▸ Exercise directions: Below are the records; locate each line with the word "JSON" and copy it.

▸ Stored data:
begin

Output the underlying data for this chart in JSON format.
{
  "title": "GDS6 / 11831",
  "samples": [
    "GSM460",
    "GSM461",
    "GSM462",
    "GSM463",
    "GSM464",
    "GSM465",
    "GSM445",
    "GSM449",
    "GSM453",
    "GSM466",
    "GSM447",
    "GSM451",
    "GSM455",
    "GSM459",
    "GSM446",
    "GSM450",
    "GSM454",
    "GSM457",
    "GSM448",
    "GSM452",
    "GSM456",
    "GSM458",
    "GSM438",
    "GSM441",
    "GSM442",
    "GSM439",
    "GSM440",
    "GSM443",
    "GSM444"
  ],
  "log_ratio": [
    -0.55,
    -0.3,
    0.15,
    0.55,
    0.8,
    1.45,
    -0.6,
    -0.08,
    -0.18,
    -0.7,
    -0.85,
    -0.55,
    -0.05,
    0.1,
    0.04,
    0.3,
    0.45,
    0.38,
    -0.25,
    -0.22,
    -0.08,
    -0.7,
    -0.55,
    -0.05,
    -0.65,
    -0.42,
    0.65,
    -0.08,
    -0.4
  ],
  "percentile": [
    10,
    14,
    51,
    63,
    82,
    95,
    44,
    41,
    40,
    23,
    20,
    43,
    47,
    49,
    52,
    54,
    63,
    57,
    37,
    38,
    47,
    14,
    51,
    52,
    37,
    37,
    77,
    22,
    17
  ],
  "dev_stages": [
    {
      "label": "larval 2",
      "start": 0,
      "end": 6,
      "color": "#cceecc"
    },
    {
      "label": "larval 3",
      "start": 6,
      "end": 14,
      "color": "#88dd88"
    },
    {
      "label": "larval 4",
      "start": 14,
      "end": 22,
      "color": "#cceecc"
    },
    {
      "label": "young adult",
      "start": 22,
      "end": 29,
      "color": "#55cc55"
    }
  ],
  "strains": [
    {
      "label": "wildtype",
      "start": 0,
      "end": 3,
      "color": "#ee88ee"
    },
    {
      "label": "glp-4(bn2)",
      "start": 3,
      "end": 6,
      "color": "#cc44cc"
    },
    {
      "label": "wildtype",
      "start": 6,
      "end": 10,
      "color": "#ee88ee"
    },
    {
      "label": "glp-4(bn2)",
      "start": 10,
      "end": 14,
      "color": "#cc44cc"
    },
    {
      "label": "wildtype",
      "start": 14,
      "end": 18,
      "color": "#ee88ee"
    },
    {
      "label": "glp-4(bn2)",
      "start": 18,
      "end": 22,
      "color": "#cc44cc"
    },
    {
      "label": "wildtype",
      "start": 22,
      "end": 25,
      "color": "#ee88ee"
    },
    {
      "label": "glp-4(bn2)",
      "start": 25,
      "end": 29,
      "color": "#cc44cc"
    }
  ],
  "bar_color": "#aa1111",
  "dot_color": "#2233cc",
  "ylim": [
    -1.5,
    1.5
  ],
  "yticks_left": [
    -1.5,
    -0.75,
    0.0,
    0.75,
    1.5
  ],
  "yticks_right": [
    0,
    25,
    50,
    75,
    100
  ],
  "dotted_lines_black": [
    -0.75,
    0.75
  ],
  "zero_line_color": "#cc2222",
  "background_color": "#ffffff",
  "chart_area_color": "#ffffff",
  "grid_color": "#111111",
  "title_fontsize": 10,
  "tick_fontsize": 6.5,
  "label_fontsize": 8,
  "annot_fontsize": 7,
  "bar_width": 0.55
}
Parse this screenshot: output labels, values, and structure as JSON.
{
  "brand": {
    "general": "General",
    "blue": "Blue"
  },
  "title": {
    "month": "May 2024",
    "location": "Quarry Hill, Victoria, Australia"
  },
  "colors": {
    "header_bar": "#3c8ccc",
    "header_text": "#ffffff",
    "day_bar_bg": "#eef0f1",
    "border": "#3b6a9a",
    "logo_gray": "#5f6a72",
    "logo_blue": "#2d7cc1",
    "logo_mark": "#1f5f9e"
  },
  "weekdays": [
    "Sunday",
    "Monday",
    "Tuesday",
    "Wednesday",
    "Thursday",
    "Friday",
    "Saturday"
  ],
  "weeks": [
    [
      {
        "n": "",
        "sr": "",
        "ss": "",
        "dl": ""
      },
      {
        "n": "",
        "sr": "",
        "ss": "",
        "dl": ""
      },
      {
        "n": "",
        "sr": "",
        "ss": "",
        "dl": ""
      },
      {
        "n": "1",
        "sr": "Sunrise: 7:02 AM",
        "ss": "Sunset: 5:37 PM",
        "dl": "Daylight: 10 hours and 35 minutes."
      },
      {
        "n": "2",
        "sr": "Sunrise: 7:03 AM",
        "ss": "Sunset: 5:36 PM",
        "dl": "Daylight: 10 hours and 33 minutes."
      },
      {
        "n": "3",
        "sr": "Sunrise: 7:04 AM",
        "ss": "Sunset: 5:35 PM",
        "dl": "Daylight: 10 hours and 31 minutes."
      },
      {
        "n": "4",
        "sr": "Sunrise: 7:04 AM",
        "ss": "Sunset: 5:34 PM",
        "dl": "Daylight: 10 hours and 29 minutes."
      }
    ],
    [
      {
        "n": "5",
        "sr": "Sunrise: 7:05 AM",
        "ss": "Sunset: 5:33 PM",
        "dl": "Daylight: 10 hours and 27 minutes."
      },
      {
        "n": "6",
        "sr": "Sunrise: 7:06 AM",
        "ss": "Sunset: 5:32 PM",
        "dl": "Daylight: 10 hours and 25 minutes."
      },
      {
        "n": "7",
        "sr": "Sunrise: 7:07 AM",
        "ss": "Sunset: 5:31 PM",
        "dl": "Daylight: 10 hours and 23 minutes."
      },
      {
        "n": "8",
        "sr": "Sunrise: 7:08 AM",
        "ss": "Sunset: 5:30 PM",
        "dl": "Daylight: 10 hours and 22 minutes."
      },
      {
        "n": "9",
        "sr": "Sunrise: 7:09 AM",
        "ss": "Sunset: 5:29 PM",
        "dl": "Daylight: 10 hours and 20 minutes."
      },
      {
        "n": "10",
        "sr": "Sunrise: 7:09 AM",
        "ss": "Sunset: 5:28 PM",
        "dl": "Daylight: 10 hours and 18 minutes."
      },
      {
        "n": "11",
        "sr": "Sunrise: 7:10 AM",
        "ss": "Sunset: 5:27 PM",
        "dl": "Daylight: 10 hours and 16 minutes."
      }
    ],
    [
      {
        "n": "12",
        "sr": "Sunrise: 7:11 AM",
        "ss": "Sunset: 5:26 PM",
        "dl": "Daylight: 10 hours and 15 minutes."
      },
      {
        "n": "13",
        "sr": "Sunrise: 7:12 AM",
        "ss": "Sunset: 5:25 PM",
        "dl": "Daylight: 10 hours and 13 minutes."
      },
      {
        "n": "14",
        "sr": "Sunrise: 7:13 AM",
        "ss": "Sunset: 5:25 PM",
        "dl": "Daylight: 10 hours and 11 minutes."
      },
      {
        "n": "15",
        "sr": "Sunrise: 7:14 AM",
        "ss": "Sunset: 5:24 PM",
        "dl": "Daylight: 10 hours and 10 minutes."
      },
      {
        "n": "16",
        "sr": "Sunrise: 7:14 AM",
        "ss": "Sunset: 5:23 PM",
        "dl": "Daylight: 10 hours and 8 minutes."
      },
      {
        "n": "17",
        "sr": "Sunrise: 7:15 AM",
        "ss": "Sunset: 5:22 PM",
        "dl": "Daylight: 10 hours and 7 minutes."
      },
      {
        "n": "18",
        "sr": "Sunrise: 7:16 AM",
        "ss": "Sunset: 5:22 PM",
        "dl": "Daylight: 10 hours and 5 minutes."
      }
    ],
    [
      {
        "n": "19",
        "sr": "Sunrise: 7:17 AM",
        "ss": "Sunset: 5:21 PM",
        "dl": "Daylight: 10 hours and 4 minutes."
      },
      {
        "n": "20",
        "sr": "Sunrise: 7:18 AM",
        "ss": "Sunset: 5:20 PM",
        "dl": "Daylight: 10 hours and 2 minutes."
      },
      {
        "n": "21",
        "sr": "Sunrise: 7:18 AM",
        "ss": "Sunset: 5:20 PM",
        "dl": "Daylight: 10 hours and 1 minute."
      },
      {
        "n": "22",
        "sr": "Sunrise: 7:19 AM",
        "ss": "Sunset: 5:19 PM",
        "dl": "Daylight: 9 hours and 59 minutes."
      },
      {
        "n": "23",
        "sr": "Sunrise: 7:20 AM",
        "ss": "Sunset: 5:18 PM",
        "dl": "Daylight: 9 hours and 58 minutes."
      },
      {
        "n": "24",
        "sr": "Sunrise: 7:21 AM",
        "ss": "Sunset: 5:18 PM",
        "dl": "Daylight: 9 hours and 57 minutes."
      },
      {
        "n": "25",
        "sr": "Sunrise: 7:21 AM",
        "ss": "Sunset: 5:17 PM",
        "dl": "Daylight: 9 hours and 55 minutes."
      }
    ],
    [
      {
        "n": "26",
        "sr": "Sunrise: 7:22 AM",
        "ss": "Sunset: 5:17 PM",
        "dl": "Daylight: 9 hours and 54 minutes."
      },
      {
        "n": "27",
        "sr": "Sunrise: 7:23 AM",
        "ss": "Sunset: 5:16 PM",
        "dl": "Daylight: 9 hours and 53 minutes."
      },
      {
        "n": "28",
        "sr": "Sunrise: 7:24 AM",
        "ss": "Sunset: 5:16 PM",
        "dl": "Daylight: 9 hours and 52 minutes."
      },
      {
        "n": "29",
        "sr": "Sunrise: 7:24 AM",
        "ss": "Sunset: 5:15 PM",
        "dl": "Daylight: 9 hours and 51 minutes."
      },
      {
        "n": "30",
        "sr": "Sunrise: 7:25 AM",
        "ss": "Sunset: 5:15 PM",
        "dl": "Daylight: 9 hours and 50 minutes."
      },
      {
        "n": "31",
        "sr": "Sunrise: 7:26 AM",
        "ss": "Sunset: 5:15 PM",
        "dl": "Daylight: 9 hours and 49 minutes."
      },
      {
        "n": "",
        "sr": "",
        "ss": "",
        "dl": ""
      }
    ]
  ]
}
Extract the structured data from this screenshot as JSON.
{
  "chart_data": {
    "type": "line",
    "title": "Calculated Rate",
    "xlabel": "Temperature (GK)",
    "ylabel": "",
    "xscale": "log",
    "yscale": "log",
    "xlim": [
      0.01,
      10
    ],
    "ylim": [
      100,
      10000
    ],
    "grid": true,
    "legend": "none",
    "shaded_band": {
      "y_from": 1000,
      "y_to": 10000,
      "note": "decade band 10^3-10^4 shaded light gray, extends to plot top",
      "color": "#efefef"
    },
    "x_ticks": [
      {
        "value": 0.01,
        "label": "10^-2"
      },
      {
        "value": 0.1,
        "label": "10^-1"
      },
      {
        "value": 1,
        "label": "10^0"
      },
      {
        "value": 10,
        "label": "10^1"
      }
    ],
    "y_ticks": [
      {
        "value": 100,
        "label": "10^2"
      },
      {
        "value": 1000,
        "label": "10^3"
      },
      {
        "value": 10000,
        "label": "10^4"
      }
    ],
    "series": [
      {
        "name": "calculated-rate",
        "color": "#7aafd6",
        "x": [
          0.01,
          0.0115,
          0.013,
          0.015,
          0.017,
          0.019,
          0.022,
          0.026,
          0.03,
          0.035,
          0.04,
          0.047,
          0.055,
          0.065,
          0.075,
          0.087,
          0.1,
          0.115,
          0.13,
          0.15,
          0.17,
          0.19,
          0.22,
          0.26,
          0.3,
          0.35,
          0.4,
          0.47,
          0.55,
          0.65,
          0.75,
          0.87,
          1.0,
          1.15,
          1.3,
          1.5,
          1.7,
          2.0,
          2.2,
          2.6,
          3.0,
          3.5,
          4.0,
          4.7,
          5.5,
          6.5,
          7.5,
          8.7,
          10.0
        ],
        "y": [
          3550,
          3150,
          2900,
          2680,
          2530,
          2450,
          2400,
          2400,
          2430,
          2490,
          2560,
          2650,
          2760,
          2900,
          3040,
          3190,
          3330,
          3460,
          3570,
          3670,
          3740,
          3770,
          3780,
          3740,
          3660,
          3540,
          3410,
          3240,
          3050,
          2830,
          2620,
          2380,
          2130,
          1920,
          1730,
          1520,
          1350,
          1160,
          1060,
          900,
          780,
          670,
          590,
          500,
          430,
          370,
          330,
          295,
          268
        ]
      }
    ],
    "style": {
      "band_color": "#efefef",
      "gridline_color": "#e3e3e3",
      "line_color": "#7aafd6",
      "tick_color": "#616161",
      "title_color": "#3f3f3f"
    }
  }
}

end

▸ Completed task:
Output the underlying data for this chart in JSON format.
Parse this screenshot: output labels, values, and structure as JSON.
Extract the structured data from this screenshot as JSON.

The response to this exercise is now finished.